(Items from a data source)

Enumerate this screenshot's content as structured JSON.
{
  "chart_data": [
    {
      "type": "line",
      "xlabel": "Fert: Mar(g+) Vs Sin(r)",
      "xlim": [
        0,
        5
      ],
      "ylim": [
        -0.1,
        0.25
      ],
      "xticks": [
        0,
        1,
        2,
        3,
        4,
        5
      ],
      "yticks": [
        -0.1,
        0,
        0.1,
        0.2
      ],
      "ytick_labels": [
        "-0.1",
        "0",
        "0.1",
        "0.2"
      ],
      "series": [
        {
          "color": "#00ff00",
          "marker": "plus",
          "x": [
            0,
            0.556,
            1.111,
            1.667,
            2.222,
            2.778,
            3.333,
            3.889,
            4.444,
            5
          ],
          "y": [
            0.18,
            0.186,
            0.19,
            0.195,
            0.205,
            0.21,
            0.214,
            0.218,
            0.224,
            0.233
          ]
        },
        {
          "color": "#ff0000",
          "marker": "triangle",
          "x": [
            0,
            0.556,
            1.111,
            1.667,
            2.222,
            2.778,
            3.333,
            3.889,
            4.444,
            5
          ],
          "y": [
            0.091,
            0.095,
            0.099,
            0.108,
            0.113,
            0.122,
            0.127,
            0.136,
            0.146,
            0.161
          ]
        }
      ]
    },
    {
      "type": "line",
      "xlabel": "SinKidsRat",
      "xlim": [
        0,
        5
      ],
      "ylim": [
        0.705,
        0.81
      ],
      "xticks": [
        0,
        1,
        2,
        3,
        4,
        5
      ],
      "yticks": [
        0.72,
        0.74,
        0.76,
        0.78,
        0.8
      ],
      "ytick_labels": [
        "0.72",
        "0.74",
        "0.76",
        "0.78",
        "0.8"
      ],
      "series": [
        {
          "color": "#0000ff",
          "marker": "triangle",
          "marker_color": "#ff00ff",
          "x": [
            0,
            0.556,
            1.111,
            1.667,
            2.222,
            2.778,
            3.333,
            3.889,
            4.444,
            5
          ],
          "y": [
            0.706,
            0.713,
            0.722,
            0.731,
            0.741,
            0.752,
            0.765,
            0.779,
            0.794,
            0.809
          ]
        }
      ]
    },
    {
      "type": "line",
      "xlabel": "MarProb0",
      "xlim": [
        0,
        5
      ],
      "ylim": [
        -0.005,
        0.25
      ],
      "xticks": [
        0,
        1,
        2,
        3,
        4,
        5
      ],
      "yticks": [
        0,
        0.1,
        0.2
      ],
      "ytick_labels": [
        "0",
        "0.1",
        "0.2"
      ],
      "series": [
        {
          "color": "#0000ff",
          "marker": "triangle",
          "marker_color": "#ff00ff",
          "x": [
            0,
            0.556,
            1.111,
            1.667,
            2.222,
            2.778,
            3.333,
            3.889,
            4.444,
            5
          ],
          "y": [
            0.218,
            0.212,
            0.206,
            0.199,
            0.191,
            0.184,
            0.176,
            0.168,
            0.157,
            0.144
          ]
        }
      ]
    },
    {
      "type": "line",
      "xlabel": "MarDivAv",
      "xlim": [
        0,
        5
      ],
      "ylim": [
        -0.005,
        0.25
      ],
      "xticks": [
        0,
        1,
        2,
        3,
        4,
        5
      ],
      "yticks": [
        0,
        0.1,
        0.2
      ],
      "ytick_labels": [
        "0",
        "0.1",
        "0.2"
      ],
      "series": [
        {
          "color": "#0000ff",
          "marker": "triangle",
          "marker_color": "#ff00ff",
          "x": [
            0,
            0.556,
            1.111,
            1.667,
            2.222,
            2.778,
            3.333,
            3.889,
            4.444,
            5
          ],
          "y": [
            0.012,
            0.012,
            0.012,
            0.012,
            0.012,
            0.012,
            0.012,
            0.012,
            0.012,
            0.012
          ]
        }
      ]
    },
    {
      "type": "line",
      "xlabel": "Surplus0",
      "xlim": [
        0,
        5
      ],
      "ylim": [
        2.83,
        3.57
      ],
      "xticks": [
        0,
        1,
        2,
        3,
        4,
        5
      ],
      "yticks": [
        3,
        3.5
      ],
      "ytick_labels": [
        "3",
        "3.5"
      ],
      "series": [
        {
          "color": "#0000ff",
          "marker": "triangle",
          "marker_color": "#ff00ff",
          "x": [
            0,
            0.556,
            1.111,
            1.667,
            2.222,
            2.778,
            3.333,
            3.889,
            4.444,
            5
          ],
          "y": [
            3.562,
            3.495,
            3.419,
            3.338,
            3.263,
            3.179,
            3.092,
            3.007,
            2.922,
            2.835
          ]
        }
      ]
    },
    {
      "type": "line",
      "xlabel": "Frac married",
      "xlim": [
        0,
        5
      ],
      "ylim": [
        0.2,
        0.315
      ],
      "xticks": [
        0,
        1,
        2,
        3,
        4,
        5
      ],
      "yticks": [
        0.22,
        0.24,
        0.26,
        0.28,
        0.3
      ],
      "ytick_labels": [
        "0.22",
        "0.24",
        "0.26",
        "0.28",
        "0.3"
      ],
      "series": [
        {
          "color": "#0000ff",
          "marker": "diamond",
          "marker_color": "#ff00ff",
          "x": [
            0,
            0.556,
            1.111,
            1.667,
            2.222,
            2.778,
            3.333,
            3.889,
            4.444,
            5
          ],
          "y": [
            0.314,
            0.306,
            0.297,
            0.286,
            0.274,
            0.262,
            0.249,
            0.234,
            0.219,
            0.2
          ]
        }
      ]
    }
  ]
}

# Aim of the task
From the first line to the last, retype the data exactly.

# Solution for this problem
Enumerate this screenshot's content as structured JSON.
{
  "chart_data": [
    {
      "type": "line",
      "xlabel": "Fert: Mar(g+) Vs Sin(r)",
      "xlim": [
        0,
        5
      ],
      "ylim": [
        -0.1,
        0.25
      ],
      "xticks": [
        0,
        1,
        2,
        3,
        4,
        5
      ],
      "yticks": [
        -0.1,
        0,
        0.1,
        0.2
      ],
      "ytick_labels": [
        "-0.1",
        "0",
        "0.1",
        "0.2"
      ],
      "series": [
        {
          "color": "#00ff00",
          "marker": "plus",
          "x": [
            0,
            0.556,
            1.111,
            1.667,
            2.222,
            2.778,
            3.333,
            3.889,
            4.444,
            5
          ],
          "y": [
            0.18,
            0.186,
            0.19,
            0.195,
            0.205,
            0.21,
            0.214,
            0.218,
            0.224,
            0.233
          ]
        },
        {
          "color": "#ff0000",
          "marker": "triangle",
          "x": [
            0,
            0.556,
            1.111,
            1.667,
            2.222,
            2.778,
            3.333,
            3.889,
            4.444,
            5
          ],
          "y": [
            0.091,
            0.095,
            0.099,
            0.108,
            0.113,
            0.122,
            0.127,
            0.136,
            0.146,
            0.161
          ]
        }
      ]
    },
    {
      "type": "line",
      "xlabel": "SinKidsRat",
      "xlim": [
        0,
        5
      ],
      "ylim": [
        0.705,
        0.81
      ],
      "xticks": [
        0,
        1,
        2,
        3,
        4,
        5
      ],
      "yticks": [
        0.72,
        0.74,
        0.76,
        0.78,
        0.8
      ],
      "ytick_labels": [
        "0.72",
        "0.74",
        "0.76",
        "0.78",
        "0.8"
      ],
      "series": [
        {
          "color": "#0000ff",
          "marker": "triangle",
          "marker_color": "#ff00ff",
          "x": [
            0,
            0.556,
            1.111,
            1.667,
            2.222,
            2.778,
            3.333,
            3.889,
            4.444,
            5
          ],
          "y": [
            0.706,
            0.713,
            0.722,
            0.731,
            0.741,
            0.752,
            0.765,
            0.779,
            0.794,
            0.809
          ]
        }
      ]
    },
    {
      "type": "line",
      "xlabel": "MarProb0",
      "xlim": [
        0,
        5
      ],
      "ylim": [
        -0.005,
        0.25
      ],
      "xticks": [
        0,
        1,
        2,
        3,
        4,
        5
      ],
      "yticks": [
        0,
        0.1,
        0.2
      ],
      "ytick_labels": [
        "0",
        "0.1",
        "0.2"
      ],
      "series": [
        {
          "color": "#0000ff",
          "marker": "triangle",
          "marker_color": "#ff00ff",
          "x": [
            0,
            0.556,
            1.111,
            1.667,
            2.222,
            2.778,
            3.333,
            3.889,
            4.444,
            5
          ],
          "y": [
            0.218,
            0.212,
            0.206,
            0.199,
            0.191,
            0.184,
            0.176,
            0.168,
            0.157,
            0.144
          ]
        }
      ]
    },
    {
      "type": "line",
      "xlabel": "MarDivAv",
      "xlim": [
        0,
        5
      ],
      "ylim": [
        -0.005,
        0.25
      ],
      "xticks": [
        0,
        1,
        2,
        3,
        4,
        5
      ],
      "yticks": [
        0,
        0.1,
        0.2
      ],
      "ytick_labels": [
        "0",
        "0.1",
        "0.2"
      ],
      "series": [
        {
          "color": "#0000ff",
          "marker": "triangle",
          "marker_color": "#ff00ff",
          "x": [
            0,
            0.556,
            1.111,
            1.667,
            2.222,
            2.778,
            3.333,
            3.889,
            4.444,
            5
          ],
          "y": [
            0.012,
            0.012,
            0.012,
            0.012,
            0.012,
            0.012,
            0.012,
            0.012,
            0.012,
            0.012
          ]
        }
      ]
    },
    {
      "type": "line",
      "xlabel": "Surplus0",
      "xlim": [
        0,
        5
      ],
      "ylim": [
        2.83,
        3.57
      ],
      "xticks": [
        0,
        1,
        2,
        3,
        4,
        5
      ],
      "yticks": [
        3,
        3.5
      ],
      "ytick_labels": [
        "3",
        "3.5"
      ],
      "series": [
        {
          "color": "#0000ff",
          "marker": "triangle",
          "marker_color": "#ff00ff",
          "x": [
            0,
            0.556,
            1.111,
            1.667,
            2.222,
            2.778,
            3.333,
            3.889,
            4.444,
            5
          ],
          "y": [
            3.562,
            3.495,
            3.419,
            3.338,
            3.263,
            3.179,
            3.092,
            3.007,
            2.922,
            2.835
          ]
        }
      ]
    },
    {
      "type": "line",
      "xlabel": "Frac married",
      "xlim": [
        0,
        5
      ],
      "ylim": [
        0.2,
        0.315
      ],
      "xticks": [
        0,
        1,
        2,
        3,
        4,
        5
      ],
      "yticks": [
        0.22,
        0.24,
        0.26,
        0.28,
        0.3
      ],
      "ytick_labels": [
        "0.22",
        "0.24",
        "0.26",
        "0.28",
        "0.3"
      ],
      "series": [
        {
          "color": "#0000ff",
          "marker": "diamond",
          "marker_color": "#ff00ff",
          "x": [
            0,
            0.556,
            1.111,
            1.667,
            2.222,
            2.778,
            3.333,
            3.889,
            4.444,
            5
          ],
          "y": [
            0.314,
            0.306,
            0.297,
            0.286,
            0.274,
            0.262,
            0.249,
            0.234,
            0.219,
            0.2
          ]
        }
      ]
    }
  ]
}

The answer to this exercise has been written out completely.